_Task directions:_ Where the string "this" occurs in the material below, report the whole line.
☆ ☆ ☆ ☆ ☆
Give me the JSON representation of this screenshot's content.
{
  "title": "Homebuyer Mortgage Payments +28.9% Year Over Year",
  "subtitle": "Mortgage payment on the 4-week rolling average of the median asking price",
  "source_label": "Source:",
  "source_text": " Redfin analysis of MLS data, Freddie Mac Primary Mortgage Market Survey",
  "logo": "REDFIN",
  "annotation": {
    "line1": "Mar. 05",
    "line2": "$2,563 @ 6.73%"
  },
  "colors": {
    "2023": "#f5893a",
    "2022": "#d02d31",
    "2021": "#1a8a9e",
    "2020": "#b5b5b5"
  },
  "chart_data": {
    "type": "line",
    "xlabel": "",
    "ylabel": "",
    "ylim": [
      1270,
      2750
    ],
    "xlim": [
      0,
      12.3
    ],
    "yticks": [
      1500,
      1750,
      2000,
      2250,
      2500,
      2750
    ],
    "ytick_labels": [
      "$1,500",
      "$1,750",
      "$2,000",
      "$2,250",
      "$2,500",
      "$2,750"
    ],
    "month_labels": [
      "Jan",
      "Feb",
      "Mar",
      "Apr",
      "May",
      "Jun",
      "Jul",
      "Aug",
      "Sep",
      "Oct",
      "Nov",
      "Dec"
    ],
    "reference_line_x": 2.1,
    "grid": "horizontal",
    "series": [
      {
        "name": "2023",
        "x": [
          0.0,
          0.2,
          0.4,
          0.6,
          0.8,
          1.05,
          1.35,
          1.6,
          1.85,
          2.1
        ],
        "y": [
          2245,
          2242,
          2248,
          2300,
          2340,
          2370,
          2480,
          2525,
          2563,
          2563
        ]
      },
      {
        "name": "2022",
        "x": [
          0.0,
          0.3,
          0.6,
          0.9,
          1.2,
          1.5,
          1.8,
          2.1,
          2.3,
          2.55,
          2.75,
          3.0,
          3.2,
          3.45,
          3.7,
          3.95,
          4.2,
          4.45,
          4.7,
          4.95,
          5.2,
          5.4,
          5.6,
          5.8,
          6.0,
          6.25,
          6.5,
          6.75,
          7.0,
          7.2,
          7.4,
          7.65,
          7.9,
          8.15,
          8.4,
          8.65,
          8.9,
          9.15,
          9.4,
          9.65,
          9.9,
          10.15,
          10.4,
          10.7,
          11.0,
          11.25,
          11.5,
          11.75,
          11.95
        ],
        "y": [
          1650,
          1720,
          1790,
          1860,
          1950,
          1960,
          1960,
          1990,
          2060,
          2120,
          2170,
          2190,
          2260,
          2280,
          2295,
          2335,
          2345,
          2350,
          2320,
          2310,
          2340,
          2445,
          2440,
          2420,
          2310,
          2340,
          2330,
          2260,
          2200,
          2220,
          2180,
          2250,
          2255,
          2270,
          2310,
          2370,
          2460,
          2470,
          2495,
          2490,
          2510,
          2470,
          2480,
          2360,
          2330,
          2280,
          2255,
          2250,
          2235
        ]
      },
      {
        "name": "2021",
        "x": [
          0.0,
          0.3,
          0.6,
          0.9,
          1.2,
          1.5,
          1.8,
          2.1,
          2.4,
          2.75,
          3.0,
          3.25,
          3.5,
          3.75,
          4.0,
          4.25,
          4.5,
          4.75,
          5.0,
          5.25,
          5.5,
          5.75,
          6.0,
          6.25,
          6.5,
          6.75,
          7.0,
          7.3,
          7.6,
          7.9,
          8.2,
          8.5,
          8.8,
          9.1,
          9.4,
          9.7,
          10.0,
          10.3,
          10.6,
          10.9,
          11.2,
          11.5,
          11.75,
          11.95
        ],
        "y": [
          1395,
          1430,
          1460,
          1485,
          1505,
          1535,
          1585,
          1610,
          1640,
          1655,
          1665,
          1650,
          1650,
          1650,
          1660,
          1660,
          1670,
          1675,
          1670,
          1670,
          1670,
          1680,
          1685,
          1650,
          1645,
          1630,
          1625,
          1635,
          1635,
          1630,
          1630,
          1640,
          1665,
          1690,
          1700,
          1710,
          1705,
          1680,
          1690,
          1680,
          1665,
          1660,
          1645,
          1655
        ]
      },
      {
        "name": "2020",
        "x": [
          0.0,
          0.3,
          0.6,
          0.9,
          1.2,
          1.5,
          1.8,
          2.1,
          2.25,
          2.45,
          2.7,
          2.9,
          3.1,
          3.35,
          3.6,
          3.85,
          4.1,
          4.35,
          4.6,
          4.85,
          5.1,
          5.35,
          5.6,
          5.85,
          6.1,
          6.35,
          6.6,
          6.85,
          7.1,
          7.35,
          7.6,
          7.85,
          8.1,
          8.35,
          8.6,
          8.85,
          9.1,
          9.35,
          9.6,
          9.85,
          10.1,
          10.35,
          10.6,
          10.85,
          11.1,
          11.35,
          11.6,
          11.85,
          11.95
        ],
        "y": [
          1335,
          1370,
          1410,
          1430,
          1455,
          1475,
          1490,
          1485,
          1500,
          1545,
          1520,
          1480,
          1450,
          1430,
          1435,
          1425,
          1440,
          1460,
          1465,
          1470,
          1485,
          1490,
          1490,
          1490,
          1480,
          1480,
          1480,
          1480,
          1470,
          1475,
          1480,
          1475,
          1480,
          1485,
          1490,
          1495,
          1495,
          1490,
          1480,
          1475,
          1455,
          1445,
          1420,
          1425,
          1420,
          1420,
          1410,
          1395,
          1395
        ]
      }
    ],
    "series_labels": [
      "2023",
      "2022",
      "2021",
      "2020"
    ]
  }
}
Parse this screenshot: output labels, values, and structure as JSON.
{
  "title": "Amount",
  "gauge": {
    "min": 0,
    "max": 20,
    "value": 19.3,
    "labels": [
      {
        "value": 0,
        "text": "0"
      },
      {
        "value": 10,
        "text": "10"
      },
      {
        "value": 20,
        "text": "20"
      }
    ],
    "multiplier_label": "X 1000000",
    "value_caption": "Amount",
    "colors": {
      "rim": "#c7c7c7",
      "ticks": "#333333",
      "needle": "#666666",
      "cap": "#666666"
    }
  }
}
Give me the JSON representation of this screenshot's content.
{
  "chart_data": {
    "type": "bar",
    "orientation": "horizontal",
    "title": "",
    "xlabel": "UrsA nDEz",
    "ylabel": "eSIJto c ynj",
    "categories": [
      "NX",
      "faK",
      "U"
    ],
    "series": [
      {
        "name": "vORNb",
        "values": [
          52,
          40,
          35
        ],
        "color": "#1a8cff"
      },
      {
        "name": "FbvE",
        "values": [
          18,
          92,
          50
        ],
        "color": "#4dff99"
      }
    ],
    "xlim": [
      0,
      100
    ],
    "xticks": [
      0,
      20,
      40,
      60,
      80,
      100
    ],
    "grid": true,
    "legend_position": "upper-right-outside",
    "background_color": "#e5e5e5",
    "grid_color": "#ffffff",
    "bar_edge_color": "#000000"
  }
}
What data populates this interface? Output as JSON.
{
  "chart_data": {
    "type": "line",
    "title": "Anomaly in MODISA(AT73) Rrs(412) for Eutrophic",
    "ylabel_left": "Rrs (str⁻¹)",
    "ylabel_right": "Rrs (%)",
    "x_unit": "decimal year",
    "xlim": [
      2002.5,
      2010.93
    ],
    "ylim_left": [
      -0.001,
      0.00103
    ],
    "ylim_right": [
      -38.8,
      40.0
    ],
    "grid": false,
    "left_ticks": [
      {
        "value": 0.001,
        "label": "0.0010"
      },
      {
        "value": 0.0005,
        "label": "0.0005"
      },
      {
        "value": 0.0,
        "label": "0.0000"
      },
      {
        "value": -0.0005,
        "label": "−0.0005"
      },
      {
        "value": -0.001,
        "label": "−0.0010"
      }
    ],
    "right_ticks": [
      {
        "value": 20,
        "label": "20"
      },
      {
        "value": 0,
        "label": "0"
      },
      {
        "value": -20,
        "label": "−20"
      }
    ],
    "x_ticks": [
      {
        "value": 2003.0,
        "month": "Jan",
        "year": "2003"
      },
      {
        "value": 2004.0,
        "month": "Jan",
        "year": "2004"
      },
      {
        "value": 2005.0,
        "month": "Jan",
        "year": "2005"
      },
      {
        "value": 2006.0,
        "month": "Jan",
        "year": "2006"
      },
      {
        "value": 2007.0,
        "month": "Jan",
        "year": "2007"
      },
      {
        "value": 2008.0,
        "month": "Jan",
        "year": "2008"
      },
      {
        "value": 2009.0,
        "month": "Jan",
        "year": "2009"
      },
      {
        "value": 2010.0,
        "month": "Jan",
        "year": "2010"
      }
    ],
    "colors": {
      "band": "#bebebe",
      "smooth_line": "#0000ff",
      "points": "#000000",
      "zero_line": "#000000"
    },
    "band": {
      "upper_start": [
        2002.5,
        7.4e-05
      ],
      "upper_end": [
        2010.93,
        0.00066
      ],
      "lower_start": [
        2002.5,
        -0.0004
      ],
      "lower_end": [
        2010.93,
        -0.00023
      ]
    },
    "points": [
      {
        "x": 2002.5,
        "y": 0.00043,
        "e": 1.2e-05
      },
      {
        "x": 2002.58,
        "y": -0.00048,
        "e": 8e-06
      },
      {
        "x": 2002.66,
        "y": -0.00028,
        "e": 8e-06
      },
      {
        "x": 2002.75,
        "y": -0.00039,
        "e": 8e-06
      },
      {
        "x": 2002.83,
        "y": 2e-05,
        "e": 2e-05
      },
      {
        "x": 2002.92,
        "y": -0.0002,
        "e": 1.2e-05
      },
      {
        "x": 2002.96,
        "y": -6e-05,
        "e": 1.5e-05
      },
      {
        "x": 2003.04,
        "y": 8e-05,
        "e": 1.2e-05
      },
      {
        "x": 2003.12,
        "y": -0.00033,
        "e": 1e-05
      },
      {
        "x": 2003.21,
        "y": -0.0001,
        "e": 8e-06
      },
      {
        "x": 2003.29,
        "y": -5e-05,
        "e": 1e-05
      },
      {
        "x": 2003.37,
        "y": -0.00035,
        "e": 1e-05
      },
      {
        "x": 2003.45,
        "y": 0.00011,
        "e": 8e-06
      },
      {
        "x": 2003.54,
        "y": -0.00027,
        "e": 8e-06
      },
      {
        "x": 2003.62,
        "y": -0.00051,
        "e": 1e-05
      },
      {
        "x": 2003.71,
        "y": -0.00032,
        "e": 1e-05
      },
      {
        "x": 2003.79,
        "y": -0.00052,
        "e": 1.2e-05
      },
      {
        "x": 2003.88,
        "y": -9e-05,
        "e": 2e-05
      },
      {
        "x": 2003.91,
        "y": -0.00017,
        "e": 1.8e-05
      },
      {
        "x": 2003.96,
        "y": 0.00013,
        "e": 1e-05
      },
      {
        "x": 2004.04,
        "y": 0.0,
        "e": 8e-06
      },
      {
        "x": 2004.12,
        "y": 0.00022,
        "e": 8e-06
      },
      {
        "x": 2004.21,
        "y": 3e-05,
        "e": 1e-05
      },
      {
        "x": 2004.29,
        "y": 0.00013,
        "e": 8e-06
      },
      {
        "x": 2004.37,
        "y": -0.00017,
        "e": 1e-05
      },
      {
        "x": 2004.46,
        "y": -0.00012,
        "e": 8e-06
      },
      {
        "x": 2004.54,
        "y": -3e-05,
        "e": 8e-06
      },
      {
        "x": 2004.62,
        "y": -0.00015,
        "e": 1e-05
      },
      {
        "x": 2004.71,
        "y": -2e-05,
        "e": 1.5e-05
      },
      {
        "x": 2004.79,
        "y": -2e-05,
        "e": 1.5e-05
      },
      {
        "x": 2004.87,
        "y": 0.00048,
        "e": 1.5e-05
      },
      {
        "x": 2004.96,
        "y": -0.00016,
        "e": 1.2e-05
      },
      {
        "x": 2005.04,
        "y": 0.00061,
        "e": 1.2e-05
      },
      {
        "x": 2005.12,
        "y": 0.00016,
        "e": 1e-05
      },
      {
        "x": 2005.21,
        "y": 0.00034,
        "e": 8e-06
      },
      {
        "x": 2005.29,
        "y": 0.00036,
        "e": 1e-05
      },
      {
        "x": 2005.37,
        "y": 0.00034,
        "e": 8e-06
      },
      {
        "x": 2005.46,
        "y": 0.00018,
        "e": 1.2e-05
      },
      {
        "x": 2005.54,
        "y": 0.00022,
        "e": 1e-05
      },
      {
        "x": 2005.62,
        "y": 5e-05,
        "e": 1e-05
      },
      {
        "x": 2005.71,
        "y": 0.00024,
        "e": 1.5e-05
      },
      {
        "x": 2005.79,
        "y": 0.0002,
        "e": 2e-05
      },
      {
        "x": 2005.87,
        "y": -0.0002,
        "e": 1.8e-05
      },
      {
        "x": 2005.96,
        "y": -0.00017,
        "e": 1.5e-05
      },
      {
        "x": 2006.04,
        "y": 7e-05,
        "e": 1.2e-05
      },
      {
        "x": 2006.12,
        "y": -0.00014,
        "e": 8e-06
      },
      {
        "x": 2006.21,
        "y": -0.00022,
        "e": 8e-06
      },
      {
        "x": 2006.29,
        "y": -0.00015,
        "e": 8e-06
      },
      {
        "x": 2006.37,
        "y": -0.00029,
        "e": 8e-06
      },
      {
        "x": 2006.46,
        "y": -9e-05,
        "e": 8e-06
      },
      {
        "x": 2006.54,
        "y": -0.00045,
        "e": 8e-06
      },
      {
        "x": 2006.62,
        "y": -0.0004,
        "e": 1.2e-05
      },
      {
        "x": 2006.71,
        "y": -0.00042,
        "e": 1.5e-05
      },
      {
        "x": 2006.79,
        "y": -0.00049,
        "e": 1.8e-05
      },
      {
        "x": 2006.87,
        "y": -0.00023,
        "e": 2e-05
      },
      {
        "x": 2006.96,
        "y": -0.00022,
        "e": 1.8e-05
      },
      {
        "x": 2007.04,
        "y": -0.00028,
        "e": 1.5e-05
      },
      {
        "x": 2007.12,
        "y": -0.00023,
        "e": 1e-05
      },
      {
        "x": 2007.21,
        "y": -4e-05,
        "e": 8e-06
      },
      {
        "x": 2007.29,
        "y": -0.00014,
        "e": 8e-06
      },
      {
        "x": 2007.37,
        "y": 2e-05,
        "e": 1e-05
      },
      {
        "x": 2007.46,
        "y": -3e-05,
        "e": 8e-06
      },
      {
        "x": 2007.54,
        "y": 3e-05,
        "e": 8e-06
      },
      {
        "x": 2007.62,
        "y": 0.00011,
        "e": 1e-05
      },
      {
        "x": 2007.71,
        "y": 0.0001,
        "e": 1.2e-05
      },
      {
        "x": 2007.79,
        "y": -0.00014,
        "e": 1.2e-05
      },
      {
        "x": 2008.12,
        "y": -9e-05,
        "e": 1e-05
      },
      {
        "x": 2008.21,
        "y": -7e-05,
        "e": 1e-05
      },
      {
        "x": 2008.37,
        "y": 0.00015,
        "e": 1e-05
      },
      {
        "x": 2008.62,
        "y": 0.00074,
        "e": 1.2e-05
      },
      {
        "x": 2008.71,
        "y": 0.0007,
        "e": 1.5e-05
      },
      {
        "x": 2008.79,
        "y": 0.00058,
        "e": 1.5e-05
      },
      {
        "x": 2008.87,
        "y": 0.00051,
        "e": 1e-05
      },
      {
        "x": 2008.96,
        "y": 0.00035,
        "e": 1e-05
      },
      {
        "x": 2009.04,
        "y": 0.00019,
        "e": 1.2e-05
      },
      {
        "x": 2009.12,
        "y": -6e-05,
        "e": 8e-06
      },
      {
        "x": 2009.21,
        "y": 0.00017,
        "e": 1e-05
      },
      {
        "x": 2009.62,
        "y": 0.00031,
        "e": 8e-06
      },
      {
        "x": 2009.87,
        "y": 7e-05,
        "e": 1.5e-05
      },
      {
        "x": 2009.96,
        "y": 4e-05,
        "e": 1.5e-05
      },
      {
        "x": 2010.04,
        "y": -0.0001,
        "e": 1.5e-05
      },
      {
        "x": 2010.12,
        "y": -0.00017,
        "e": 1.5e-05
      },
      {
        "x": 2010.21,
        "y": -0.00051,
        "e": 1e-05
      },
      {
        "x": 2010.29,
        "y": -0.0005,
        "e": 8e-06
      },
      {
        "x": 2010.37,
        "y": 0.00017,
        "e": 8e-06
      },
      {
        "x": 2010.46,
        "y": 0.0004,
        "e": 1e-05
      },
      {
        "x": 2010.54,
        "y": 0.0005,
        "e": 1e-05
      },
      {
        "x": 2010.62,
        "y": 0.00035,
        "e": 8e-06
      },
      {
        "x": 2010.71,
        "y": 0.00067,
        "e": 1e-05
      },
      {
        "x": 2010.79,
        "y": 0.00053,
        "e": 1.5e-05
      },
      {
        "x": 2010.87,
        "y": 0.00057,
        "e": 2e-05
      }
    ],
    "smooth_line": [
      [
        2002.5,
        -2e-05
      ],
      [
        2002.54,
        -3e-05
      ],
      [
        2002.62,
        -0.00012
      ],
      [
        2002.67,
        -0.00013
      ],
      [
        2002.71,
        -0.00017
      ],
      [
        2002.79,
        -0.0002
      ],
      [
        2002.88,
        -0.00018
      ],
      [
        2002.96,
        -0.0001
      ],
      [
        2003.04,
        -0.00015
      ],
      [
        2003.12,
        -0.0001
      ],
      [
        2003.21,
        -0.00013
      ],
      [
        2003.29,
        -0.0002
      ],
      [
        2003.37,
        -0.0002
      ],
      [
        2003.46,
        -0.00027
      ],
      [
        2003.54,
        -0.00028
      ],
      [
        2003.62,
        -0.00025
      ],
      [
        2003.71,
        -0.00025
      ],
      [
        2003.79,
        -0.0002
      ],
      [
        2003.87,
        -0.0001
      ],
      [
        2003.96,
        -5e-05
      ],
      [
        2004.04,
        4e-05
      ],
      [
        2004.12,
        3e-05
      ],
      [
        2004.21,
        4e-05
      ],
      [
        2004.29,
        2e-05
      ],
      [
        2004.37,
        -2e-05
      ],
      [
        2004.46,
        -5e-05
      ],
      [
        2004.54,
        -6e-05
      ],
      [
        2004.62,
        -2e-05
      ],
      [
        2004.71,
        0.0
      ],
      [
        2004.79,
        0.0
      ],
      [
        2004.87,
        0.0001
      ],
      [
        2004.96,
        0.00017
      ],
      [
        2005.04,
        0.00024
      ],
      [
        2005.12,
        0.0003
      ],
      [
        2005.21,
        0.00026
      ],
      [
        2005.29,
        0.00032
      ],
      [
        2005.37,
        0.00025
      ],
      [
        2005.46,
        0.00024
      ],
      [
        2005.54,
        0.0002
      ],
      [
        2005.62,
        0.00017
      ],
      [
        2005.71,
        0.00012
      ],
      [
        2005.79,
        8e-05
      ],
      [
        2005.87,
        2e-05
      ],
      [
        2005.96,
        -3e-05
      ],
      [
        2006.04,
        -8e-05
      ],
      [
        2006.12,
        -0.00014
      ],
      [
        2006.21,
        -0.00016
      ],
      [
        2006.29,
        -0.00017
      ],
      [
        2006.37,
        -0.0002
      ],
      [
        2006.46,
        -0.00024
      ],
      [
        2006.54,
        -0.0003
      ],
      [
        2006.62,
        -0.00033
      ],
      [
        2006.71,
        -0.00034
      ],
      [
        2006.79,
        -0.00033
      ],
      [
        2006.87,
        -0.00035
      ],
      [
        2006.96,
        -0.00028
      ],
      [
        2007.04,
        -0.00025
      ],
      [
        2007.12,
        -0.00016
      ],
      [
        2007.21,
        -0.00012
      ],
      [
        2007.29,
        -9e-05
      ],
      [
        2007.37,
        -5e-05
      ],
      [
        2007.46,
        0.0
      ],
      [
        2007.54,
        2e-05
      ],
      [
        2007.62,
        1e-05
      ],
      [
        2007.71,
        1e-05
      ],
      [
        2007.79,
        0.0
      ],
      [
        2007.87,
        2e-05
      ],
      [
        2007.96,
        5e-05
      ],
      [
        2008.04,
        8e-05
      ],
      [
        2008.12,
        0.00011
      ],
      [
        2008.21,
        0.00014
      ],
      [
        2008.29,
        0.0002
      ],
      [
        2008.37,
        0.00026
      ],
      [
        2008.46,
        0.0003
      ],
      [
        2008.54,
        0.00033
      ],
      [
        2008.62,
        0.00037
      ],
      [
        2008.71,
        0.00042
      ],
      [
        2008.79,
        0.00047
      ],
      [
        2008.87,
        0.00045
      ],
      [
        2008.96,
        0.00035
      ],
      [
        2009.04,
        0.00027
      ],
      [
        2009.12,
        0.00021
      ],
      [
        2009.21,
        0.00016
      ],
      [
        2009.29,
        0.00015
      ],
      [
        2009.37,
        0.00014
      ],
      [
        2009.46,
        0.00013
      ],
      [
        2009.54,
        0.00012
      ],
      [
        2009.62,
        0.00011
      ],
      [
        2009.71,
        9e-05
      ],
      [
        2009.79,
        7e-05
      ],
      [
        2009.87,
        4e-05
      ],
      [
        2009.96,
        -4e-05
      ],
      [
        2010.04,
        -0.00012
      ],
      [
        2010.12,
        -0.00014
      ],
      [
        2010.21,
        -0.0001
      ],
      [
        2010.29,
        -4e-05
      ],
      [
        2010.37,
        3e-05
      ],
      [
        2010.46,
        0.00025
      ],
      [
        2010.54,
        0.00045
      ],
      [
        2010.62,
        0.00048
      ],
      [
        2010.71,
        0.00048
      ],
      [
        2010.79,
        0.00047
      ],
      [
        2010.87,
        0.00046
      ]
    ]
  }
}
☆ ☆ ☆ ☆ ☆
_Full output:_
Give me the JSON representation of this screenshot's content.
Parse this screenshot: output labels, values, and structure as JSON.
Give me the JSON representation of this screenshot's content.
What data populates this interface? Output as JSON.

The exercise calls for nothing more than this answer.